**Given instruction A:** Write out the portion of the passage on Penn senior societies starting with "Mortar Board Senior Society" and going on through "for their achievement.".
**Given instruction B:**
Answer these questions using the passage on Penn senior societies:
(i) In what year was Friars Senior Society founded?
(ii) In what year did Sphinx and Friars become co-ed?
(iii) In what year did society members create Spring Fling?

**Page:**
──────────

Friars Senior Society
Founded in 1899, Friars Senior Society is the oldest and most active undergraduate senior honor society at the University of Pennsylvania with over 2,100 alumni in the United States and in 23 countries throughout the world. Friars was formed to establish uncompromising democracy in university activities. Each class is composed of one-third athletic captains, one-third performing arts leaders, and one-third student government, Greek, publications and community service leaders. Friars promotes interaction between those from all walks of life who have given their time and energies to making the university what it is; hence the name Friars, for those who sacrifice their time during college to meaningful activities. Throughout Penn's history, society members have contributed to many aspects of Penn life, such as the addition of straw hats to Hey Day in 1949, the Penn mascot in 1964 and the creation of Spring Fling in 1975.

Mortar Board Senior Society
Mortar Board is a chapter of the national Mortar Board Senior Honor Society. It was the first and only senior society open to women until 1971, when Sphinx and Friars became co-ed. Mortar Board recognizes juniors and seniors for their achievement.

──────────

**Spatial layout lines:**
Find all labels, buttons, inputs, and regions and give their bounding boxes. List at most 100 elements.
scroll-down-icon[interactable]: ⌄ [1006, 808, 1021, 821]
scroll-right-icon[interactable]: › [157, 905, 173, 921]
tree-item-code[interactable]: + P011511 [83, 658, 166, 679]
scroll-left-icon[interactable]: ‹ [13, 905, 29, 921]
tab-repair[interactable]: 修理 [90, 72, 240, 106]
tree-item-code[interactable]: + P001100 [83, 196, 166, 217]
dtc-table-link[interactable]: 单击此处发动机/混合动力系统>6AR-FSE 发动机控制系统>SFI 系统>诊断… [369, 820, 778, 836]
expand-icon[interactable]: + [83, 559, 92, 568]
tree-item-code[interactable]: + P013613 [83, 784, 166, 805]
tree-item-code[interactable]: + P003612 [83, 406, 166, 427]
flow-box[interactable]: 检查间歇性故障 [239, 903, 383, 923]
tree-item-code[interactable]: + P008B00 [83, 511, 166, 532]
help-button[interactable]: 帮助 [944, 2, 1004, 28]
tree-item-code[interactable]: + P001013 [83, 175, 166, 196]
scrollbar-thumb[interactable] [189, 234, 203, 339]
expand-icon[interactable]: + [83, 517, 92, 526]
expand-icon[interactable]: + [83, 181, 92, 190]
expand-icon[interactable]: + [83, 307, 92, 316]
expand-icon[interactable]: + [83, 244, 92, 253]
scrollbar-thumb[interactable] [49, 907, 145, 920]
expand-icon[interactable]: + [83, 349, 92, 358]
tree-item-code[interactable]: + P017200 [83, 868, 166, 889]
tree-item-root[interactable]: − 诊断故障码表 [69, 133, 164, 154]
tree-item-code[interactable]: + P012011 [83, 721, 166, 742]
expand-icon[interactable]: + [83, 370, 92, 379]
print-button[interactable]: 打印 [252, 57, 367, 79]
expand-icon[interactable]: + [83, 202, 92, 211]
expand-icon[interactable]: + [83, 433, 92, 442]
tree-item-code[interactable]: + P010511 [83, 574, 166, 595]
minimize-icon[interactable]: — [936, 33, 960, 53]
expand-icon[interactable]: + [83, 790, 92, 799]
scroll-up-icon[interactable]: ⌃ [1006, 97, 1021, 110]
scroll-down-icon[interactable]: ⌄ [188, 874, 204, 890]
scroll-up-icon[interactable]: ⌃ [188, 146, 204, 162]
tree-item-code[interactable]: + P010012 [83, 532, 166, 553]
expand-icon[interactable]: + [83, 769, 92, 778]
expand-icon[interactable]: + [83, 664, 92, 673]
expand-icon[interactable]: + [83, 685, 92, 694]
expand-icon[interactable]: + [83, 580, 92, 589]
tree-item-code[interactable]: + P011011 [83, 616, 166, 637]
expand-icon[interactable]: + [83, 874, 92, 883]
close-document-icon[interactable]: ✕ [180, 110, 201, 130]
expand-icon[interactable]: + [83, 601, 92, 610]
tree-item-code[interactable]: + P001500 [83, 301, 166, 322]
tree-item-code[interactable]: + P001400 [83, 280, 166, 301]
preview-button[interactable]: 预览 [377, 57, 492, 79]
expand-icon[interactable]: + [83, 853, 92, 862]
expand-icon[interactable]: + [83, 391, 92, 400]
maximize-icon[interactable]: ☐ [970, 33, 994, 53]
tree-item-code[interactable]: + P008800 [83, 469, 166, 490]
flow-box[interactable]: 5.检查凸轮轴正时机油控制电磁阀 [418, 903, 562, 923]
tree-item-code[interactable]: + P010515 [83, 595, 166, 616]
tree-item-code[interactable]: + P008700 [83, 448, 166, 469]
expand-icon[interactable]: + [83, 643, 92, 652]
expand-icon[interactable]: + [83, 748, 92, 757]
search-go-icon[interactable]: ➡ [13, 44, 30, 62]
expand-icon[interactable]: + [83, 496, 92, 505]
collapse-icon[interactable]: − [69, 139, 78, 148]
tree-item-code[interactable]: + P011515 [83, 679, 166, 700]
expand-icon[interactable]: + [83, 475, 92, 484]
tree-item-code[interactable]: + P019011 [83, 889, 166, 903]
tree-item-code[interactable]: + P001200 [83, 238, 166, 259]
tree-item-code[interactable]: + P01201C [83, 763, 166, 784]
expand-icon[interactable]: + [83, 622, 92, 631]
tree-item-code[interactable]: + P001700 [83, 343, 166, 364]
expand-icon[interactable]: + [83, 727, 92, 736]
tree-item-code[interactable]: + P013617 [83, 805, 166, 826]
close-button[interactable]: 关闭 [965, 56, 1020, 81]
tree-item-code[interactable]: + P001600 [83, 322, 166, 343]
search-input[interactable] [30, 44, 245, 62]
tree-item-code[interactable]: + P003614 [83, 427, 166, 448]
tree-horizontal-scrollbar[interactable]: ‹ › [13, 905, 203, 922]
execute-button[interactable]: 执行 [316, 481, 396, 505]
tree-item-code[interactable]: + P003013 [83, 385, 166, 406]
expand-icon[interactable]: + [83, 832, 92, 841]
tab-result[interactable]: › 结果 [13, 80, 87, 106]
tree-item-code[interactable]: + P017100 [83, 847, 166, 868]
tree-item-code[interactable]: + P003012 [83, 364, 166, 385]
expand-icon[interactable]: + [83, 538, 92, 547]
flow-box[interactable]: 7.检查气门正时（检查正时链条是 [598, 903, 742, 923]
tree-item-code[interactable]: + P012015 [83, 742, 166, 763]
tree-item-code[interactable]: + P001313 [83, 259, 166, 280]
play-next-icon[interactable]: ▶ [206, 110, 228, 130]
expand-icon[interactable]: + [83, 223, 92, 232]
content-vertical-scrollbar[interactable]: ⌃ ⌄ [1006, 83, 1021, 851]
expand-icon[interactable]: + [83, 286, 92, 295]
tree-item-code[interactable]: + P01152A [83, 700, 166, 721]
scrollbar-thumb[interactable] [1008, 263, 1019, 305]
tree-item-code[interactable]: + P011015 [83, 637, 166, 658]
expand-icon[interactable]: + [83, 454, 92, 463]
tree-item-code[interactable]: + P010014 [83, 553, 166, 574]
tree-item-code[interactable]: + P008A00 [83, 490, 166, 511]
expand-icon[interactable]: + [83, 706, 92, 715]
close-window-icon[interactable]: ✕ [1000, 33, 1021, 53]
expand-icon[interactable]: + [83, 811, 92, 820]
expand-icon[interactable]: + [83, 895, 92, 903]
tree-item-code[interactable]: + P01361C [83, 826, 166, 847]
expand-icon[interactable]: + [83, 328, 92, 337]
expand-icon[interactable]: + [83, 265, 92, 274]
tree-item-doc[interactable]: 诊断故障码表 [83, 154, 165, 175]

──────────

**Task result A:**
Mortar Board Senior Society
Mortar Board is a chapter of the national Mortar Board Senior Honor Society. It was the first and only senior society open to women until 1971, when Sphinx and Friars became co-ed. Mortar Board recognizes juniors and seniors for their achievement.

**Task result B:**
(i) 1899
(ii) 1971
(iii) 1975